──────── Extracted data ────────

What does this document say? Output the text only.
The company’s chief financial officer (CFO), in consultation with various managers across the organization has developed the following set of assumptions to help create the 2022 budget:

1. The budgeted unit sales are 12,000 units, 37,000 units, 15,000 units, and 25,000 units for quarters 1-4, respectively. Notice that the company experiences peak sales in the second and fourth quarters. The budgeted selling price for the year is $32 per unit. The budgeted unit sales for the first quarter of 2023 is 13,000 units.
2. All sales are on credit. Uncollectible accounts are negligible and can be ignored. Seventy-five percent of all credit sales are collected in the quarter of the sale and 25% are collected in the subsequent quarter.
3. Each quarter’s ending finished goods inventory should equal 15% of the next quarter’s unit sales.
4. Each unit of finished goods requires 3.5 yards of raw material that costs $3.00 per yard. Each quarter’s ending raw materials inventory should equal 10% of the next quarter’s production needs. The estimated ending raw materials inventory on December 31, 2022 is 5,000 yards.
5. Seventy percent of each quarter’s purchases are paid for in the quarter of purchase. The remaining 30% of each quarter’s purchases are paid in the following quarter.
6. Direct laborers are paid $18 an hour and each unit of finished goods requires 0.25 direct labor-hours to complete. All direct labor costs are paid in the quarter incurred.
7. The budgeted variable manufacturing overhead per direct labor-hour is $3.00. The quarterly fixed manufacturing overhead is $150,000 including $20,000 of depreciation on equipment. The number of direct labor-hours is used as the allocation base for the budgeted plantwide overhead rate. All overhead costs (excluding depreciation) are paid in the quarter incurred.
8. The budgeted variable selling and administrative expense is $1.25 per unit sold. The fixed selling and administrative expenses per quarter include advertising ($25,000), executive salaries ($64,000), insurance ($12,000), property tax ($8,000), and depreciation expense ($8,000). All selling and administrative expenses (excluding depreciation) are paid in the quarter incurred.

────────

Work instructions: Repeat the data precisely, reproducing every entry.

Exercise answer:
What does this document say? Output the text only.
The company’s chief financial officer (CFO), in consultation with various managers across the organization has developed the following set of assumptions to help create the 2022 budget:

1. The budgeted unit sales are 12,000 units, 37,000 units, 15,000 units, and 25,000 units for quarters 1-4, respectively. Notice that the company experiences peak sales in the second and fourth quarters. The budgeted selling price for the year is $32 per unit. The budgeted unit sales for the first quarter of 2023 is 13,000 units.
2. All sales are on credit. Uncollectible accounts are negligible and can be ignored. Seventy-five percent of all credit sales are collected in the quarter of the sale and 25% are collected in the subsequent quarter.
3. Each quarter’s ending finished goods inventory should equal 15% of the next quarter’s unit sales.
4. Each unit of finished goods requires 3.5 yards of raw material that costs $3.00 per yard. Each quarter’s ending raw materials inventory should equal 10% of the next quarter’s production needs. The estimated ending raw materials inventory on December 31, 2022 is 5,000 yards.
5. Seventy percent of each quarter’s purchases are paid for in the quarter of purchase. The remaining 30% of each quarter’s purchases are paid in the following quarter.
6. Direct laborers are paid $18 an hour and each unit of finished goods requires 0.25 direct labor-hours to complete. All direct labor costs are paid in the quarter incurred.
7. The budgeted variable manufacturing overhead per direct labor-hour is $3.00. The quarterly fixed manufacturing overhead is $150,000 including $20,000 of depreciation on equipment. The number of direct labor-hours is used as the allocation base for the budgeted plantwide overhead rate. All overhead costs (excluding depreciation) are paid in the quarter incurred.
8. The budgeted variable selling and administrative expense is $1.25 per unit sold. The fixed selling and administrative expenses per quarter include advertising ($25,000), executive salaries ($64,000), insurance ($12,000), property tax ($8,000), and depreciation expense ($8,000). All selling and administrative expenses (excluding depreciation) are paid in the quarter incurred.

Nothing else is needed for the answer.